Given exercise:
Report every line in the listing below where the string "зардал" shows up.

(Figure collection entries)
━━━
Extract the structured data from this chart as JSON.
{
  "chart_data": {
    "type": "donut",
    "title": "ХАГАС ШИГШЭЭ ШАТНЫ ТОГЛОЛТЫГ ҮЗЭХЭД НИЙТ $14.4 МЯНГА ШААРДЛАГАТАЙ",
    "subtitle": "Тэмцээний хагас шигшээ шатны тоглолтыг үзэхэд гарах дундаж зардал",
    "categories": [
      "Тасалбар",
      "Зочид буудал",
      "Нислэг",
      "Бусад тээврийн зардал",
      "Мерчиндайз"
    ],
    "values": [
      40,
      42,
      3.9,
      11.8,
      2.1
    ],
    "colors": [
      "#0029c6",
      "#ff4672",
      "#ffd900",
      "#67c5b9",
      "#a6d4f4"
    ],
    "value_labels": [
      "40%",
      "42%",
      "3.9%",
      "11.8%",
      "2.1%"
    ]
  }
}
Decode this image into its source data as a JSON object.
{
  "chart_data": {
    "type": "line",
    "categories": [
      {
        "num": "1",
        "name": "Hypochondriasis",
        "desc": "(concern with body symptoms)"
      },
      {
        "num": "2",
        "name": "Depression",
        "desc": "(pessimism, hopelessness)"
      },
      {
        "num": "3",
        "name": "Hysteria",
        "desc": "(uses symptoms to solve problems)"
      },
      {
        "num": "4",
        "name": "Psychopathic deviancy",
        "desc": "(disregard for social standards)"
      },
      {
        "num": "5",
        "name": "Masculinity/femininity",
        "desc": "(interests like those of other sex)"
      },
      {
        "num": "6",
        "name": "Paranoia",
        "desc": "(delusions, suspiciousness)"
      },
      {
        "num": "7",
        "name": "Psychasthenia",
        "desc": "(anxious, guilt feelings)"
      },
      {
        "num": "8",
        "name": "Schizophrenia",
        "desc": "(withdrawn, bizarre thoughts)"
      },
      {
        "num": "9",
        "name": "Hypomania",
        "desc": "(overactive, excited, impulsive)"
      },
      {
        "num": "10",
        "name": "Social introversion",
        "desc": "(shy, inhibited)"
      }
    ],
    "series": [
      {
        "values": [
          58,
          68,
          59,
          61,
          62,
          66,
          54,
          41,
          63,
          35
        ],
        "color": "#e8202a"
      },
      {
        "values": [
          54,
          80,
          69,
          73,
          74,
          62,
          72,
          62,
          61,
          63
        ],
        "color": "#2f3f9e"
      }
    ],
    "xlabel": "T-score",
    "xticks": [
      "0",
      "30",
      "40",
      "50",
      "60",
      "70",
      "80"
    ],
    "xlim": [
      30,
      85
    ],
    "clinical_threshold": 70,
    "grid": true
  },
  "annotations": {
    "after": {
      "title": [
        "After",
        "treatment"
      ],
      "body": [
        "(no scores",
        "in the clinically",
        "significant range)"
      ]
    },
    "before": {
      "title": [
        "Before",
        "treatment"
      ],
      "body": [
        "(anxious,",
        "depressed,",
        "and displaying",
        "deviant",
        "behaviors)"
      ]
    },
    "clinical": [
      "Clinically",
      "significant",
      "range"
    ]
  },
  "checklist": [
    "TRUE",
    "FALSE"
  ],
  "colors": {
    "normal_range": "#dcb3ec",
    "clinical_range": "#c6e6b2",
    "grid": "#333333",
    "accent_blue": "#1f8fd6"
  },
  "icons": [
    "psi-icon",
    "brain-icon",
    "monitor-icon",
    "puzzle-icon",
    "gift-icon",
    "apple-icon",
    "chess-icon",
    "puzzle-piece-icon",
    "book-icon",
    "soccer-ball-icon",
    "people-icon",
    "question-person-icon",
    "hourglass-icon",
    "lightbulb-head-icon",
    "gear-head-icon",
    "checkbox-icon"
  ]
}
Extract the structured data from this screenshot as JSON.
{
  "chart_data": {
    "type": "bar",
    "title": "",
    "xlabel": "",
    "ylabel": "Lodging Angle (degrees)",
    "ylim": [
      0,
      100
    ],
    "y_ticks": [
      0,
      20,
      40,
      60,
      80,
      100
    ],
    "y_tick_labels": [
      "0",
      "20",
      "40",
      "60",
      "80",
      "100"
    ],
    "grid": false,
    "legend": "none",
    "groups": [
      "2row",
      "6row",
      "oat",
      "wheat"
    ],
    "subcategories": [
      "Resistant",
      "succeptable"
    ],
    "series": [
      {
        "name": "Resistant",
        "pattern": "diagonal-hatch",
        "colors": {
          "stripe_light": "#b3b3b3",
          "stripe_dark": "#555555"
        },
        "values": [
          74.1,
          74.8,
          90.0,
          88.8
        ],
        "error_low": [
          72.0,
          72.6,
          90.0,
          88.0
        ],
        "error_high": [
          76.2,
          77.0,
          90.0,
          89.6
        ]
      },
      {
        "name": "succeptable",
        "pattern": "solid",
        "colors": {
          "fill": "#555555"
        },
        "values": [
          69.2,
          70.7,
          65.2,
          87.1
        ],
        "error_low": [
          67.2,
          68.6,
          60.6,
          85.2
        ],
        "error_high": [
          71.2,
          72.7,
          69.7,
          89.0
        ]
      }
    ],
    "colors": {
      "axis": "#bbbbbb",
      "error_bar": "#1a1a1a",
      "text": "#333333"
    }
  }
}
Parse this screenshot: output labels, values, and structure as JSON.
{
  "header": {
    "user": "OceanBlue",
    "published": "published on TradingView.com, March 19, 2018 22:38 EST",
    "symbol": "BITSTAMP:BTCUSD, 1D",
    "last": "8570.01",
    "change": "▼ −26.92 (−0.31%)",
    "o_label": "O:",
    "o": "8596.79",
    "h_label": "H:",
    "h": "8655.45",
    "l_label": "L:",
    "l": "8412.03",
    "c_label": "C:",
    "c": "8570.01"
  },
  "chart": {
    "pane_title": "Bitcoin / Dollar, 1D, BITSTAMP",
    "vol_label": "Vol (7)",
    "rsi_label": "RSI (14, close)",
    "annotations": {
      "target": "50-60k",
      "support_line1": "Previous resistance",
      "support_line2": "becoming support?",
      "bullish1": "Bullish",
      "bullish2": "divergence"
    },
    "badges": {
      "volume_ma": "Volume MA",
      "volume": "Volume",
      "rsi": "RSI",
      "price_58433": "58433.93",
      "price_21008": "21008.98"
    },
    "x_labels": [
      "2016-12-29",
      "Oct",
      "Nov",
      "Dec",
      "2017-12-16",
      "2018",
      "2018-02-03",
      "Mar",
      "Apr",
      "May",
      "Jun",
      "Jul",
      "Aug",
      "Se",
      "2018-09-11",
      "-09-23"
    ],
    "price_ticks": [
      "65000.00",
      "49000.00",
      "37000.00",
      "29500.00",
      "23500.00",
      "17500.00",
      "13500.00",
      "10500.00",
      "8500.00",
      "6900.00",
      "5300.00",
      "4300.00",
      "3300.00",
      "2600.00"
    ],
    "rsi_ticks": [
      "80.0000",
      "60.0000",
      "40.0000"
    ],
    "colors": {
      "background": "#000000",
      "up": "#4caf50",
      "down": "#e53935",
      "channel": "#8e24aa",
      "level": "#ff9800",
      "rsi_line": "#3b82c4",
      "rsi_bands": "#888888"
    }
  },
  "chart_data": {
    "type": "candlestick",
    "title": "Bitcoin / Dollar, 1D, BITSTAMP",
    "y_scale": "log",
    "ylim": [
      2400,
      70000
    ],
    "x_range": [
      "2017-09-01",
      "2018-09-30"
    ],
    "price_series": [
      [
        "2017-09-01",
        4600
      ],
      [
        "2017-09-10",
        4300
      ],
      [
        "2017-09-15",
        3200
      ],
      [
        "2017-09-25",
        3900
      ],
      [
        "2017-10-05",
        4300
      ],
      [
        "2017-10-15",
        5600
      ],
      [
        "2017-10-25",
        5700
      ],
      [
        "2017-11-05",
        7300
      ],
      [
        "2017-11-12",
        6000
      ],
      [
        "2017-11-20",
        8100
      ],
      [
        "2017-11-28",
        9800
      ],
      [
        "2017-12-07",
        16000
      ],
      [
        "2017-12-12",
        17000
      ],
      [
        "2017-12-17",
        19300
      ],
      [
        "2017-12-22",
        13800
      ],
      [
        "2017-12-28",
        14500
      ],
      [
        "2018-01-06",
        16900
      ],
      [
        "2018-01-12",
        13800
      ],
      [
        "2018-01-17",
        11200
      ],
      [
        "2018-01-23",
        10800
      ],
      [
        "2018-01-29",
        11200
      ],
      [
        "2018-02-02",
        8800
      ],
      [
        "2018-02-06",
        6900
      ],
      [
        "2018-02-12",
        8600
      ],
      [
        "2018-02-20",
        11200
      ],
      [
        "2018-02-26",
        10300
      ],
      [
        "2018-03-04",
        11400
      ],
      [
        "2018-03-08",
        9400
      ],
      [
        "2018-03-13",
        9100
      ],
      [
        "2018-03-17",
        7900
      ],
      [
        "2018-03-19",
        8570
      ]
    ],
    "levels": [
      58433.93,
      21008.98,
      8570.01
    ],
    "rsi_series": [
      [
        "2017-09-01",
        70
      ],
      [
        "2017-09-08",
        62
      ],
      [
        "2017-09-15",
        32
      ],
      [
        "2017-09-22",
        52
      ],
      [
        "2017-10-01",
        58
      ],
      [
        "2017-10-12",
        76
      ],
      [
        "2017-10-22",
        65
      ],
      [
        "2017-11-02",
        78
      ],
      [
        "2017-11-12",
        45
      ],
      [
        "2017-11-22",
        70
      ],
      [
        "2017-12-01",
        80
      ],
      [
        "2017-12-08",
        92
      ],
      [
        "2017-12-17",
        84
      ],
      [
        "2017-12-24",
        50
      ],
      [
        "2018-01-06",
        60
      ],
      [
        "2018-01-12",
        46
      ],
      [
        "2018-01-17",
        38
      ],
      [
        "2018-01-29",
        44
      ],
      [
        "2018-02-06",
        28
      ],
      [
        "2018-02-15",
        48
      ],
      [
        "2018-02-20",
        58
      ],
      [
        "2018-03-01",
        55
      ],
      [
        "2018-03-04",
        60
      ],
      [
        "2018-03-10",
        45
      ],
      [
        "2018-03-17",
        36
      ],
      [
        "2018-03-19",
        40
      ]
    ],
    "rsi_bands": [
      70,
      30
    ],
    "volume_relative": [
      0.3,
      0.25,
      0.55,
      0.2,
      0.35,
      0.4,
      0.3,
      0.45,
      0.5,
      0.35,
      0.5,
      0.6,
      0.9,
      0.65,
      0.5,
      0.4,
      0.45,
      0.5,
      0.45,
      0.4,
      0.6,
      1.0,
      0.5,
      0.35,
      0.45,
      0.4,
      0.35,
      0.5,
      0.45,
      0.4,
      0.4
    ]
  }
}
━━━
Task solution:
    "subtitle": "Тэмцээний хагас шигшээ шатны тоглолтыг үзэхэд гарах дундаж зардал",
      "Бусад тээврийн зардал",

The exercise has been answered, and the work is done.